▸ Aim of the exercise:
Copy out the passage below about whether President Trump has a foreign-policy strategy, word for word from start to finish.

▸ Document:
★ ★ ★

Does US President Donald Trump have a strategy in foreign affairs? I don’t mean a slogan, such as “peace through strength” or America First. Nor do I mean mere instinct, such as hitting weak adversaries (the Houthis, say, or Iran) while ducking from confrontations that look more dangerous (with Russia, say).
I’m talking about strategy as the likes of Carl von Clausewitz thought about it: the definition of clear and big political goals, and the alignment of the available means with those ends.
Some presidents have formed grand strategies with oratory and followed up with policy. James Monroe, Harry Truman and Ronald Reagan were among the eponyms of the resulting “doctrines.” Others relied on formal documents, especially since legislation in 1986 mandated an annual report to Congress called a National Security Strategy. (Annual it was only until 2000; then it became periodic, and now occasional.)
John Bolton, one of the national security advisors in Trump’s first term, told me that ideally “the first thing you do is write the National Security Strategy, then you write the National Defense Strategy under that. And in theory, somewhere at the State Department, they’re writing the diplomatic strategy.” Other strategies — for missiles, nukes and so forth — then derive from the master vision. It should all fit together.

★ ★ ★

▸ Available data:
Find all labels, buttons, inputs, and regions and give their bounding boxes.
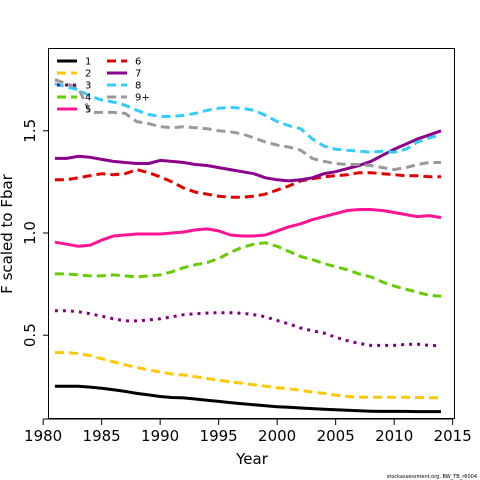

★ ★ ★

▸ Answer to this exercise:
Does US President Donald Trump have a strategy in foreign affairs? I don’t mean a slogan, such as “peace through strength” or America First. Nor do I mean mere instinct, such as hitting weak adversaries (the Houthis, say, or Iran) while ducking from confrontations that look more dangerous (with Russia, say).
I’m talking about strategy as the likes of Carl von Clausewitz thought about it: the definition of clear and big political goals, and the alignment of the available means with those ends.
Some presidents have formed grand strategies with oratory and followed up with policy. James Monroe, Harry Truman and Ronald Reagan were among the eponyms of the resulting “doctrines.” Others relied on formal documents, especially since legislation in 1986 mandated an annual report to Congress called a National Security Strategy. (Annual it was only until 2000; then it became periodic, and now occasional.)
John Bolton, one of the national security advisors in Trump’s first term, told me that ideally “the first thing you do is write the National Security Strategy, then you write the National Defense Strategy under that. And in theory, somewhere at the State Department, they’re writing the diplomatic strategy.” Other strategies — for missiles, nukes and so forth — then derive from the master vision. It should all fit together.